### TASK STATEMENT:
Copy out all of the material exactly as presented.

### DATA FOR THE TASK:
──────

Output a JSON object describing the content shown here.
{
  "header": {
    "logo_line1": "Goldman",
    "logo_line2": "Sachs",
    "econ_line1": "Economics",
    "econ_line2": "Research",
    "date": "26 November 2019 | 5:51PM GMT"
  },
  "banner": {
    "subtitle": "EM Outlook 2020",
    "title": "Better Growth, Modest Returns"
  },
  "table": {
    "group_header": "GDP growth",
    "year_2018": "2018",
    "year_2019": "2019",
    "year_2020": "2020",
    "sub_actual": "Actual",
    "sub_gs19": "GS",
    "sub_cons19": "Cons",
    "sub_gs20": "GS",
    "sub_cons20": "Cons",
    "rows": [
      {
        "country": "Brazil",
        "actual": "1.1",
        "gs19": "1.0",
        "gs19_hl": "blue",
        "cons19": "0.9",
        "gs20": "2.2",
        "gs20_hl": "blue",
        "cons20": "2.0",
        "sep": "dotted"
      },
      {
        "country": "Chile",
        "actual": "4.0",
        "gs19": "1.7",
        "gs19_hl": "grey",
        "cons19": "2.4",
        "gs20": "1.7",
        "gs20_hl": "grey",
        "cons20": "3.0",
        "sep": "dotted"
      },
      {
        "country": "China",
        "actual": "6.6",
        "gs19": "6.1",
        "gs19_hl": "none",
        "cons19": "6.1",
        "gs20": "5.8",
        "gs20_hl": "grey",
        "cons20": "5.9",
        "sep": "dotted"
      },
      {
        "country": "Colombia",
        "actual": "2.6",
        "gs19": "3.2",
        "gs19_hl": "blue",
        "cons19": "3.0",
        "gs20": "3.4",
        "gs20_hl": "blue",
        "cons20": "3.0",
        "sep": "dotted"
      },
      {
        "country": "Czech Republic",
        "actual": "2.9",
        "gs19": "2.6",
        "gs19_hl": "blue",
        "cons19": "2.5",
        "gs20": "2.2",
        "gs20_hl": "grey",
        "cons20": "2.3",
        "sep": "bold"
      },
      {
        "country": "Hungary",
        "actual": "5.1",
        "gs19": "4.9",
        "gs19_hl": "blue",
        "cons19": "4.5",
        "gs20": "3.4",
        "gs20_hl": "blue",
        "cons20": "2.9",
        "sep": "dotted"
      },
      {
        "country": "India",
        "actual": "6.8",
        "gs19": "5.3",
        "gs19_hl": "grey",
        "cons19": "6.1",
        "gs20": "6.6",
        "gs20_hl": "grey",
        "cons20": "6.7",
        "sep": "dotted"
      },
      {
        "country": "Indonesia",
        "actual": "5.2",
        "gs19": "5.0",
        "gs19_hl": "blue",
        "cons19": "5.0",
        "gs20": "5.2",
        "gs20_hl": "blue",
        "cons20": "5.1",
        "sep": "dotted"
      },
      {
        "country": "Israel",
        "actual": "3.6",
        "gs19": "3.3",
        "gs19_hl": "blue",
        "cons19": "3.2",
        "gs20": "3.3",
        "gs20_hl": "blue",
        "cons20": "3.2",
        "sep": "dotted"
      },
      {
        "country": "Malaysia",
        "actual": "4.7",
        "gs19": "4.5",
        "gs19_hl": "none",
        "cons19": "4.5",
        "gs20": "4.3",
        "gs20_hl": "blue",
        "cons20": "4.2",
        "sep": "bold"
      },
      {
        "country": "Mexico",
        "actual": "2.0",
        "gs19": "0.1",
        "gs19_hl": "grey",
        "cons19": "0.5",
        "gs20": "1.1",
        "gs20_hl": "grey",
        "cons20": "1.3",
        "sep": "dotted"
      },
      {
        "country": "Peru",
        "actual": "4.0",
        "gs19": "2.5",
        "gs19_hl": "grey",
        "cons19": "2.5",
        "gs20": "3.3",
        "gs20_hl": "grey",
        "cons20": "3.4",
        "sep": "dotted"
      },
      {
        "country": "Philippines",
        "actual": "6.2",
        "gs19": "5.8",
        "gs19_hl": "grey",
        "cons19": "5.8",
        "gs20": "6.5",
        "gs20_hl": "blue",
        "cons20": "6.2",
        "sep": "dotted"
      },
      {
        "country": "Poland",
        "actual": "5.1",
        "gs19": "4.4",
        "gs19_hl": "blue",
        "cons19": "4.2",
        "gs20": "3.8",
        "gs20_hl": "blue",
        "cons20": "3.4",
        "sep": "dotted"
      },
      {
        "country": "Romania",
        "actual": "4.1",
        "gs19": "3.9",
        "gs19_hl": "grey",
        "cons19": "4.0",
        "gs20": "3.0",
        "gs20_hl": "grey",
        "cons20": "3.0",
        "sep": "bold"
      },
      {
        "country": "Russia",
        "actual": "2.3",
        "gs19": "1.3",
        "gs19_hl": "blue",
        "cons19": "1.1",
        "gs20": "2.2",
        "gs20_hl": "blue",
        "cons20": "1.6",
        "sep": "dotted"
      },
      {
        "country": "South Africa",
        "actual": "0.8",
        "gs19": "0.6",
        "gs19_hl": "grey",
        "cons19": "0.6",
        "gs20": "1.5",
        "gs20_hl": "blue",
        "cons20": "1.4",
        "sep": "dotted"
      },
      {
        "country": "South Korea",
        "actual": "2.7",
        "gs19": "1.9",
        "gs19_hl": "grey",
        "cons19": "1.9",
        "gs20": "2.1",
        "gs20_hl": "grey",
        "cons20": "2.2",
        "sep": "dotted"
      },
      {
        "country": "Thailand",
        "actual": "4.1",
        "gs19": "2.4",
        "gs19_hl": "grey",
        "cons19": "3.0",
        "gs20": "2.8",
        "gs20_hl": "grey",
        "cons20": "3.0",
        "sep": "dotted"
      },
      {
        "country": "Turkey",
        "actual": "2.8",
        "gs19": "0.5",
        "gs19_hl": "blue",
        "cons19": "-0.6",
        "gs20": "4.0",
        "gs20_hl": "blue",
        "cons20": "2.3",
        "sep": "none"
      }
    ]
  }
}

──────

### FULL SOLUTION:
Output a JSON object describing the content shown here.
{
  "header": {
    "logo_line1": "Goldman",
    "logo_line2": "Sachs",
    "econ_line1": "Economics",
    "econ_line2": "Research",
    "date": "26 November 2019 | 5:51PM GMT"
  },
  "banner": {
    "subtitle": "EM Outlook 2020",
    "title": "Better Growth, Modest Returns"
  },
  "table": {
    "group_header": "GDP growth",
    "year_2018": "2018",
    "year_2019": "2019",
    "year_2020": "2020",
    "sub_actual": "Actual",
    "sub_gs19": "GS",
    "sub_cons19": "Cons",
    "sub_gs20": "GS",
    "sub_cons20": "Cons",
    "rows": [
      {
        "country": "Brazil",
        "actual": "1.1",
        "gs19": "1.0",
        "gs19_hl": "blue",
        "cons19": "0.9",
        "gs20": "2.2",
        "gs20_hl": "blue",
        "cons20": "2.0",
        "sep": "dotted"
      },
      {
        "country": "Chile",
        "actual": "4.0",
        "gs19": "1.7",
        "gs19_hl": "grey",
        "cons19": "2.4",
        "gs20": "1.7",
        "gs20_hl": "grey",
        "cons20": "3.0",
        "sep": "dotted"
      },
      {
        "country": "China",
        "actual": "6.6",
        "gs19": "6.1",
        "gs19_hl": "none",
        "cons19": "6.1",
        "gs20": "5.8",
        "gs20_hl": "grey",
        "cons20": "5.9",
        "sep": "dotted"
      },
      {
        "country": "Colombia",
        "actual": "2.6",
        "gs19": "3.2",
        "gs19_hl": "blue",
        "cons19": "3.0",
        "gs20": "3.4",
        "gs20_hl": "blue",
        "cons20": "3.0",
        "sep": "dotted"
      },
      {
        "country": "Czech Republic",
        "actual": "2.9",
        "gs19": "2.6",
        "gs19_hl": "blue",
        "cons19": "2.5",
        "gs20": "2.2",
        "gs20_hl": "grey",
        "cons20": "2.3",
        "sep": "bold"
      },
      {
        "country": "Hungary",
        "actual": "5.1",
        "gs19": "4.9",
        "gs19_hl": "blue",
        "cons19": "4.5",
        "gs20": "3.4",
        "gs20_hl": "blue",
        "cons20": "2.9",
        "sep": "dotted"
      },
      {
        "country": "India",
        "actual": "6.8",
        "gs19": "5.3",
        "gs19_hl": "grey",
        "cons19": "6.1",
        "gs20": "6.6",
        "gs20_hl": "grey",
        "cons20": "6.7",
        "sep": "dotted"
      },
      {
        "country": "Indonesia",
        "actual": "5.2",
        "gs19": "5.0",
        "gs19_hl": "blue",
        "cons19": "5.0",
        "gs20": "5.2",
        "gs20_hl": "blue",
        "cons20": "5.1",
        "sep": "dotted"
      },
      {
        "country": "Israel",
        "actual": "3.6",
        "gs19": "3.3",
        "gs19_hl": "blue",
        "cons19": "3.2",
        "gs20": "3.3",
        "gs20_hl": "blue",
        "cons20": "3.2",
        "sep": "dotted"
      },
      {
        "country": "Malaysia",
        "actual": "4.7",
        "gs19": "4.5",
        "gs19_hl": "none",
        "cons19": "4.5",
        "gs20": "4.3",
        "gs20_hl": "blue",
        "cons20": "4.2",
        "sep": "bold"
      },
      {
        "country": "Mexico",
        "actual": "2.0",
        "gs19": "0.1",
        "gs19_hl": "grey",
        "cons19": "0.5",
        "gs20": "1.1",
        "gs20_hl": "grey",
        "cons20": "1.3",
        "sep": "dotted"
      },
      {
        "country": "Peru",
        "actual": "4.0",
        "gs19": "2.5",
        "gs19_hl": "grey",
        "cons19": "2.5",
        "gs20": "3.3",
        "gs20_hl": "grey",
        "cons20": "3.4",
        "sep": "dotted"
      },
      {
        "country": "Philippines",
        "actual": "6.2",
        "gs19": "5.8",
        "gs19_hl": "grey",
        "cons19": "5.8",
        "gs20": "6.5",
        "gs20_hl": "blue",
        "cons20": "6.2",
        "sep": "dotted"
      },
      {
        "country": "Poland",
        "actual": "5.1",
        "gs19": "4.4",
        "gs19_hl": "blue",
        "cons19": "4.2",
        "gs20": "3.8",
        "gs20_hl": "blue",
        "cons20": "3.4",
        "sep": "dotted"
      },
      {
        "country": "Romania",
        "actual": "4.1",
        "gs19": "3.9",
        "gs19_hl": "grey",
        "cons19": "4.0",
        "gs20": "3.0",
        "gs20_hl": "grey",
        "cons20": "3.0",
        "sep": "bold"
      },
      {
        "country": "Russia",
        "actual": "2.3",
        "gs19": "1.3",
        "gs19_hl": "blue",
        "cons19": "1.1",
        "gs20": "2.2",
        "gs20_hl": "blue",
        "cons20": "1.6",
        "sep": "dotted"
      },
      {
        "country": "South Africa",
        "actual": "0.8",
        "gs19": "0.6",
        "gs19_hl": "grey",
        "cons19": "0.6",
        "gs20": "1.5",
        "gs20_hl": "blue",
        "cons20": "1.4",
        "sep": "dotted"
      },
      {
        "country": "South Korea",
        "actual": "2.7",
        "gs19": "1.9",
        "gs19_hl": "grey",
        "cons19": "1.9",
        "gs20": "2.1",
        "gs20_hl": "grey",
        "cons20": "2.2",
        "sep": "dotted"
      },
      {
        "country": "Thailand",
        "actual": "4.1",
        "gs19": "2.4",
        "gs19_hl": "grey",
        "cons19": "3.0",
        "gs20": "2.8",
        "gs20_hl": "grey",
        "cons20": "3.0",
        "sep": "dotted"
      },
      {
        "country": "Turkey",
        "actual": "2.8",
        "gs19": "0.5",
        "gs19_hl": "blue",
        "cons19": "-0.6",
        "gs20": "4.0",
        "gs20_hl": "blue",
        "cons20": "2.3",
        "sep": "none"
      }
    ]
  }
}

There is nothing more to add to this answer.